Your objective:
Answer these questions using the abstract on Damaraland mole-rats below:
1. What scientific name does the abstract give for Damaraland mole-rats?
2. To which oxygen levels were the animals exposed, and for how long?
3. According to the abstract, how does the glutamatergic drive to breathe change with hypoxia in other adult mammals?

Exercise text:

┏━━

The glutamatergic drive to breath is reduced in severe but not moderate hypoxia in Damaraland mole-rats.

Abstract

Damaraland mole-rats (Fukomys damarensis) are a hypoxia-tolerant fossorial species that exhibit a robust hypoxic metabolic response (HMR) and blunted hypoxic ventilatory response (HVR). Whereas the HVR of most adult mammals is mediated by increased excitatory glutamatergic signalling, naked mole-rats, which are closely related to Damaraland mole-rats, do not utilize this pathway. Given their phylogenetic relation and similar lifestyles, we hypothesized that the signalling mechanisms underlying physiological responses to acute hypoxia in Damaraland mole-rats are like those of naked mole-rats. To test this, we used pharmacological antagonists of glutamatergic α-amino-3-hydroxy-5-methyl-4-isoxazolepropionic acid receptors (AMPARs) and N-methyl-D-aspartate receptors (NMDARs), combined with plethysmography, respirometry, and thermal RFID chips to non-invasively evaluate the role of excitatory AMPAR and NMDAR signalling in mediating ventilatory, metabolic, and thermoregulatory responses, respectively, to 1h of 5 or 7% O2. We found that AMPAR or NMDAR antagonism have minimal impacts on the HMR or hypoxia-mediated changes in thermoregulation. Conversely, the "blunted" HVR of Damaraland mole-rats is reduced by either AMPAR or NMDAR antagonism such that the onset of the HVR occurs in less severe hypoxia. In more severe hypoxia, antagonists have no impact, suggesting that these receptors are already inhibited. Together, these findings indicate that the glutamatergic drive to breath decreases in Damaraland mole-rats exposed to severe hypoxia. These findings differ from other adult mammals, in which the glutamatergic drive to breath increases with hypoxia.

┗━━

Structured page parsing data
┏━━

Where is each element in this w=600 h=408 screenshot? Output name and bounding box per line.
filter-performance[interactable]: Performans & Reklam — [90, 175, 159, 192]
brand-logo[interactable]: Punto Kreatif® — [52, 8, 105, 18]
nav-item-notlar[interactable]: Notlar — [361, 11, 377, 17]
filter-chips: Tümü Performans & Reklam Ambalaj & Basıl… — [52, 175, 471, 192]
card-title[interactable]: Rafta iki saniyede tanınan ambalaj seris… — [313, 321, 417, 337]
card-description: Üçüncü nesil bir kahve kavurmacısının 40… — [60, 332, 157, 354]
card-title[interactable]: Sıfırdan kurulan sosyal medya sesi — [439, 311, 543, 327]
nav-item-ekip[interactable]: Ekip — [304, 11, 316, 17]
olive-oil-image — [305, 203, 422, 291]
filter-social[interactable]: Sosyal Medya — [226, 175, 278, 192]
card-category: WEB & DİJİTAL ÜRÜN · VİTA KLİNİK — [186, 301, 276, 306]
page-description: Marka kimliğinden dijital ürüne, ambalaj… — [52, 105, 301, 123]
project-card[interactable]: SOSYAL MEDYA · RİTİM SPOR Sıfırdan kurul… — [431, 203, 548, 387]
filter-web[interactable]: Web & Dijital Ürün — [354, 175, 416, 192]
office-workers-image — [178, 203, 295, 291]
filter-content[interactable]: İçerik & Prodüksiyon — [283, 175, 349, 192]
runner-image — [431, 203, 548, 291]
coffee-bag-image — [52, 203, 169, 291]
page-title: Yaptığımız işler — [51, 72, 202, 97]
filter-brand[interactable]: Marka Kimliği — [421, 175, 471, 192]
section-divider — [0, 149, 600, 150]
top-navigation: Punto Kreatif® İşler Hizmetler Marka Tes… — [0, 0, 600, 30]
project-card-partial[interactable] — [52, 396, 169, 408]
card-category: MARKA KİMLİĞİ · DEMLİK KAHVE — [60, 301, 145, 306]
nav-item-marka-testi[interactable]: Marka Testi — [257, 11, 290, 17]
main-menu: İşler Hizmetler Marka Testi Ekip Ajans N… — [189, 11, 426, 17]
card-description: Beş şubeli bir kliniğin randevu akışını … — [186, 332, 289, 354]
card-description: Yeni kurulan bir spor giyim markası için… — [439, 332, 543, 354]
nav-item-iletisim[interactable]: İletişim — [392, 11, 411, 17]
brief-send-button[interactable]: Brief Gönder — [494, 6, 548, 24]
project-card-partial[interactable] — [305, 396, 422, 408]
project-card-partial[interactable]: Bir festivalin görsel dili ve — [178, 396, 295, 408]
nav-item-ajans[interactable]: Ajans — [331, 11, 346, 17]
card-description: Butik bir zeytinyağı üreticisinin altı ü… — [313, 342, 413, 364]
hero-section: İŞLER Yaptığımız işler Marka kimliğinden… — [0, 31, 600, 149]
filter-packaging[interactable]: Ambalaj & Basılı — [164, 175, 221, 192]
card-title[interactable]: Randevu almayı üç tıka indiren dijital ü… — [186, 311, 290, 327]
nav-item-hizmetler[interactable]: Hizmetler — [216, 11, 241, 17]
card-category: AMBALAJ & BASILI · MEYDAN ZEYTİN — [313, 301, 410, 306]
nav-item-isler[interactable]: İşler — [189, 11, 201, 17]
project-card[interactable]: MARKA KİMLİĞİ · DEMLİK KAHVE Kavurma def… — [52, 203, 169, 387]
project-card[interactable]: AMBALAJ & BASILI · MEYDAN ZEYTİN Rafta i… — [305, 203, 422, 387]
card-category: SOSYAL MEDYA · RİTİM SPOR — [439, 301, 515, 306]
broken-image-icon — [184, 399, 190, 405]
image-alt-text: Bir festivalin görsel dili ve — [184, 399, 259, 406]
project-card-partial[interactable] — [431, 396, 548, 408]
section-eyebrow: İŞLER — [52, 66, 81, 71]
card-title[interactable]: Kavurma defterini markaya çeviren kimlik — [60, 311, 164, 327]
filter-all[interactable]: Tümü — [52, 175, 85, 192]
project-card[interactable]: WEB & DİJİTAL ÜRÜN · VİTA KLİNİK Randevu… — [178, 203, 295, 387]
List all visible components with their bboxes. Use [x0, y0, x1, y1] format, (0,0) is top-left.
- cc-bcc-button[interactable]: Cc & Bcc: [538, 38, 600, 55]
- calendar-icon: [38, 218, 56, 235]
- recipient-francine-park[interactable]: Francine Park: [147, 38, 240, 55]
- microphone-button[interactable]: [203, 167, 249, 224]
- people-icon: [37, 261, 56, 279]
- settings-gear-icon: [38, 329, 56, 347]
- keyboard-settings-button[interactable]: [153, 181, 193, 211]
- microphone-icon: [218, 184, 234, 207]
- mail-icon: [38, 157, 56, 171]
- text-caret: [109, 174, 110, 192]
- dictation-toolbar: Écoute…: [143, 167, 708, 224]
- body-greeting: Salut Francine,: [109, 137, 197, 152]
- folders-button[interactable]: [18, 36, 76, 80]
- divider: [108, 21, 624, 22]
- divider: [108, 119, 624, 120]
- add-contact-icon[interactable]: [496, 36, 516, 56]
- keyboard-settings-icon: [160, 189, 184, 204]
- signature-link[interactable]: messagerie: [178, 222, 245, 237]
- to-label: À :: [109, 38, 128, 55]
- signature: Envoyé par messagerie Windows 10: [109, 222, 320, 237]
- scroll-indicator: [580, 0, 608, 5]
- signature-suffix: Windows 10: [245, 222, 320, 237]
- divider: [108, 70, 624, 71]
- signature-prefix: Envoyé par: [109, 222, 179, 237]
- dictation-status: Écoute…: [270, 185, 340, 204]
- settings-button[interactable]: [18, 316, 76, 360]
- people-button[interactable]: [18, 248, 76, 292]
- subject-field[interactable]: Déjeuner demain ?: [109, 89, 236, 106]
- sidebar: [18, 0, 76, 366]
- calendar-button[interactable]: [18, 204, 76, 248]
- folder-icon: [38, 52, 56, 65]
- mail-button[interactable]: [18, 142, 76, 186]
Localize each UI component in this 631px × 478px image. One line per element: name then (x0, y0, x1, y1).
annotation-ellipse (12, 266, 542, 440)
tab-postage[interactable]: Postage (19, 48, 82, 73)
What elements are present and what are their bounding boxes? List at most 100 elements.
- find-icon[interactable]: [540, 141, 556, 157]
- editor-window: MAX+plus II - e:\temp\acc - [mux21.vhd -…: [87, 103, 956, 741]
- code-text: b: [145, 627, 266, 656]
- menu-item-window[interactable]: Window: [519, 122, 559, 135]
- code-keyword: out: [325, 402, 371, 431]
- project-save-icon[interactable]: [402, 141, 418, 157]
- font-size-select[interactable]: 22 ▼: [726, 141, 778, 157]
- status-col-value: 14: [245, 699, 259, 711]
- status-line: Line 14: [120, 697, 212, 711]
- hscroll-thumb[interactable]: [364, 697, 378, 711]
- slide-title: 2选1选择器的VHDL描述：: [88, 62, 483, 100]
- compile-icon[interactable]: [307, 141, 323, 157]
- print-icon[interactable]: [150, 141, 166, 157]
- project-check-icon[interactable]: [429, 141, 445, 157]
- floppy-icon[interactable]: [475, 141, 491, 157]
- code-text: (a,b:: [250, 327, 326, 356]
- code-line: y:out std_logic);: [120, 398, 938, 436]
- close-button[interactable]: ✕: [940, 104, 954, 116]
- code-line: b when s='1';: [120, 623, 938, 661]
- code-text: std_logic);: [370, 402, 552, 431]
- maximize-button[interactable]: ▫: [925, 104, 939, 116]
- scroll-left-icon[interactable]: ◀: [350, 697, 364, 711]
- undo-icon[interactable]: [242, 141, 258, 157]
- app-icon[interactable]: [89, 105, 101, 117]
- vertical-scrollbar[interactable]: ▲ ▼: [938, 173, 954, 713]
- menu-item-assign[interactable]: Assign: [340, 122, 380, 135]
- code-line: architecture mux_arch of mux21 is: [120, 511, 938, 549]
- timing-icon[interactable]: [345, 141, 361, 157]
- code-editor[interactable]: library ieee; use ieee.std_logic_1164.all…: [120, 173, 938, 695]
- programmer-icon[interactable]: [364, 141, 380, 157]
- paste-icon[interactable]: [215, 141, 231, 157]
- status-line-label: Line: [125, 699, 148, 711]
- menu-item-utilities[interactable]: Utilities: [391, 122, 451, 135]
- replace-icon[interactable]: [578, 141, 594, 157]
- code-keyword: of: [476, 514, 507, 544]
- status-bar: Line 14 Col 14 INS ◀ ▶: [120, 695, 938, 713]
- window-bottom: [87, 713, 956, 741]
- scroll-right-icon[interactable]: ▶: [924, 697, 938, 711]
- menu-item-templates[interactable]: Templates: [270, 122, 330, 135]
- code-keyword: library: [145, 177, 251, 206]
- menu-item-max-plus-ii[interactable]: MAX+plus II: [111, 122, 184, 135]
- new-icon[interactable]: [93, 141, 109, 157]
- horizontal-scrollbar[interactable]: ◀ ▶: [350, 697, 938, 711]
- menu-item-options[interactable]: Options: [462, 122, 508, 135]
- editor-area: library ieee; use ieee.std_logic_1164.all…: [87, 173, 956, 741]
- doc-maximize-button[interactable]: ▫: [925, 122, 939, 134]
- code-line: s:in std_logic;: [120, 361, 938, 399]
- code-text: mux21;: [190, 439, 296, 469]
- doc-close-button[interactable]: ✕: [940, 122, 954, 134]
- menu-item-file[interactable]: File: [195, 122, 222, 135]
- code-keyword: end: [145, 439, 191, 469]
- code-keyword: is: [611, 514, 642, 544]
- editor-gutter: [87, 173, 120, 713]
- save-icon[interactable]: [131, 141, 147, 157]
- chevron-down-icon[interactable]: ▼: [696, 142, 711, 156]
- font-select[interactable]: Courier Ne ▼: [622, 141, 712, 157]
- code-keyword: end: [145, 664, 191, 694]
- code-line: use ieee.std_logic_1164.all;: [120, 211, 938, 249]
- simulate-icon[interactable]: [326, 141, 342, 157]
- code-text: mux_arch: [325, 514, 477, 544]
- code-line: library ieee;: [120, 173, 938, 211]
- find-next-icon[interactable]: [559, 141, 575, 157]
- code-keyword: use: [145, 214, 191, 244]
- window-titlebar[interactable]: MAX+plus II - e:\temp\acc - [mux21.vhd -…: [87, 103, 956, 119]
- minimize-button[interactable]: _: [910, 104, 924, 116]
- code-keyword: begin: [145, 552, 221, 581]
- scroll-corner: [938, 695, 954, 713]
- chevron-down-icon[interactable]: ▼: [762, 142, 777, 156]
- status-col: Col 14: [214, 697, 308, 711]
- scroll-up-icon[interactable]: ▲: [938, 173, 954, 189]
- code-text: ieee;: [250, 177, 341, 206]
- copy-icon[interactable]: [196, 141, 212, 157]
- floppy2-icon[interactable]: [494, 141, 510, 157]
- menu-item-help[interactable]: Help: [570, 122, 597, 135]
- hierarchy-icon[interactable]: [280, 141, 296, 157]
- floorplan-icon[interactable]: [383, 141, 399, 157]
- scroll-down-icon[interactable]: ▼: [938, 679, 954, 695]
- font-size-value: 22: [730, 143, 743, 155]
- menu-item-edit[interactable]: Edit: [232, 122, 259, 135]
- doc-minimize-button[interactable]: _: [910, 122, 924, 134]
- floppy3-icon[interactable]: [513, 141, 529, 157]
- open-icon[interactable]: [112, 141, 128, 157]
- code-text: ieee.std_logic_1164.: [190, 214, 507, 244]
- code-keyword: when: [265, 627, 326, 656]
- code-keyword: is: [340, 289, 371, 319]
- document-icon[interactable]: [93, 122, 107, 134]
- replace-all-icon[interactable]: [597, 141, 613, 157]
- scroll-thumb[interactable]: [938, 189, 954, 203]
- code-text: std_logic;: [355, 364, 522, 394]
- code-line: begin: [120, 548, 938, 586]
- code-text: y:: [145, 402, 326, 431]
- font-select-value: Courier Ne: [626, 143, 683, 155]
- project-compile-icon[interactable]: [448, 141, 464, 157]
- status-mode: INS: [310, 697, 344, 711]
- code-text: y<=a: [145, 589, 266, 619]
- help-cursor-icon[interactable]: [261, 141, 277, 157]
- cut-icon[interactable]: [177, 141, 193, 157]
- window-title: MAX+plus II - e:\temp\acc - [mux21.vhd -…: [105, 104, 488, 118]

┗━━

Response to the task:
1. Fukomys damarensis.
2. 5 or 7% O2, for 1 h.
3. It increases.